Aaron Griffin’s eyes met his grandfather’s in the crowd as he exited the huddle at the Dec. 20, 2013 game. It was the first time Griffin’s grandfather had been present at his grandson’s basketball game.
Webster University was down by a point with three seconds left on the clock, and Griffin gathered the offensive rebound. He was directly under the basket; he spun to his right and released an arched floating shot as he faded away from the rim. In that moment, Griffin only had two thoughts: his grandfather, who died in July 2013, and the “swoosh.”
It was Griffin’s fiancée, Kiauna Vaughn, who held the shirt above her head in the fourth row of the stands. The shirt featured a photograph of his grandfather and the words “In loving memory: Mr. Taylor Lott Sr.” Griffin said the symbol provided him strength to grab the rebound. Ball in hand, Griffin sunk the game-winning basket against Monmouth College (Ill.) on Dec. 20, 2013.
Lott never witnessed his grandson play basketball for Webster. A preseason ankle injury delayed Griffin’s start in the 2013-14 season. But Griffin said he thinks this is the way it was meant to be.
Growing up, Griffin’s grandfather watched him play every day on a small court with a wooden rim. But the paternal figure never saw the athlete compete for a team.
Prior to attending Webster, Griffin attended school at Rust College near Farmhaven Miss., where he lived next door to his grandparents with his parents and four siblings.

# Given entries
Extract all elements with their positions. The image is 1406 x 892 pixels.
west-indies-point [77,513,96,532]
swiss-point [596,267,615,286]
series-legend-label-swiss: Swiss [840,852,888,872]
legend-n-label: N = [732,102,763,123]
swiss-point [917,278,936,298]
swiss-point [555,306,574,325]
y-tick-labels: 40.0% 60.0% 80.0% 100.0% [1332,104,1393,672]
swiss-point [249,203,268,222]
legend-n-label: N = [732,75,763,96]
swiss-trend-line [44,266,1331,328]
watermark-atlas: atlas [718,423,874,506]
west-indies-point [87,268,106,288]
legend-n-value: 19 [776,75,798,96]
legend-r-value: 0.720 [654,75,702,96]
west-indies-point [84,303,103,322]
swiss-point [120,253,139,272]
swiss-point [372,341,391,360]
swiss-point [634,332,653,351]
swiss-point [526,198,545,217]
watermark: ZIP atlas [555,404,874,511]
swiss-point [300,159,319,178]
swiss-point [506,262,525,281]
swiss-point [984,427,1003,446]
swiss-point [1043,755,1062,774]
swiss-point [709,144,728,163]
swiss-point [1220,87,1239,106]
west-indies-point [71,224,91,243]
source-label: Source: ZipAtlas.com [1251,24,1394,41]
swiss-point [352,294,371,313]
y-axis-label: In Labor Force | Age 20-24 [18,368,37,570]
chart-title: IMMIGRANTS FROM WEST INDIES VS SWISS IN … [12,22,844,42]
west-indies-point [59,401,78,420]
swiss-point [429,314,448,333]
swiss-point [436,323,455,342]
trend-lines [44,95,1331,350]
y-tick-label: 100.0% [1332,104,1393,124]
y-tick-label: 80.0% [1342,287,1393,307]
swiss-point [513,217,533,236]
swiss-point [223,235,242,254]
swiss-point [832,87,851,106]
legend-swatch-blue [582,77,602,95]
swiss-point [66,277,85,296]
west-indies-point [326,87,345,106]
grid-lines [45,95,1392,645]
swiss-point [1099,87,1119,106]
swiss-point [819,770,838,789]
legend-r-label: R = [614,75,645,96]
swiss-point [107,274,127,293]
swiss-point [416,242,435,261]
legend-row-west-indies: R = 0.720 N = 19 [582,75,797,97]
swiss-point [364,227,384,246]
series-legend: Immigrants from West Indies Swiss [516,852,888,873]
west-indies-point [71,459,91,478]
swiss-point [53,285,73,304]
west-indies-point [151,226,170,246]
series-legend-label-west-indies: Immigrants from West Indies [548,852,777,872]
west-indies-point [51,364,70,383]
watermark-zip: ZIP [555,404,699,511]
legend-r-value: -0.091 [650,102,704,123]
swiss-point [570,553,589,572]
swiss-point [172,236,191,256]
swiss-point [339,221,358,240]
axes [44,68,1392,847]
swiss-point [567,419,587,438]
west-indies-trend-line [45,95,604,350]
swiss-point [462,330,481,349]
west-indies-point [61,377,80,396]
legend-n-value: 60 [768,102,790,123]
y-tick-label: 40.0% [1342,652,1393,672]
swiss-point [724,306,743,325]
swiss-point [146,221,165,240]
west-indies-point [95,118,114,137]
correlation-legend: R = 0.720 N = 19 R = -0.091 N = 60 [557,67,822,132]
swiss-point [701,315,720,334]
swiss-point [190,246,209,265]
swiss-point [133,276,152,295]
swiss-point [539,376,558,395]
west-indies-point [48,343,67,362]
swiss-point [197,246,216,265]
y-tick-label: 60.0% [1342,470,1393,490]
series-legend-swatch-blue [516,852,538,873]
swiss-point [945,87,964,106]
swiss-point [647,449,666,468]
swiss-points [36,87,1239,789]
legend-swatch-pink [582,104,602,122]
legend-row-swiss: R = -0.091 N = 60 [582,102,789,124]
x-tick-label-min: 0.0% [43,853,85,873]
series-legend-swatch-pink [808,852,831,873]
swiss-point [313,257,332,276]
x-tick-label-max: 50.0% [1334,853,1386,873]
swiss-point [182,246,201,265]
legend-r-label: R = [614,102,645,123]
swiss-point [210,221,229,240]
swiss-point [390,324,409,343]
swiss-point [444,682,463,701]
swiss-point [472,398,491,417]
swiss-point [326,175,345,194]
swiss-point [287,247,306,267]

# Problem to solve
Copy the passage from the Webster basketball story between "Lott never witnessed" and "and four siblings.", inclusive.

# Answer to the task
Lott never witnessed his grandson play basketball for Webster. A preseason ankle injury delayed Griffin’s start in the 2013-14 season. But Griffin said he thinks this is the way it was meant to be.
Growing up, Griffin’s grandfather watched him play every day on a small court with a wooden rim. But the paternal figure never saw the athlete compete for a team.
Prior to attending Webster, Griffin attended school at Rust College near Farmhaven Miss., where he lived next door to his grandparents with his parents and four siblings.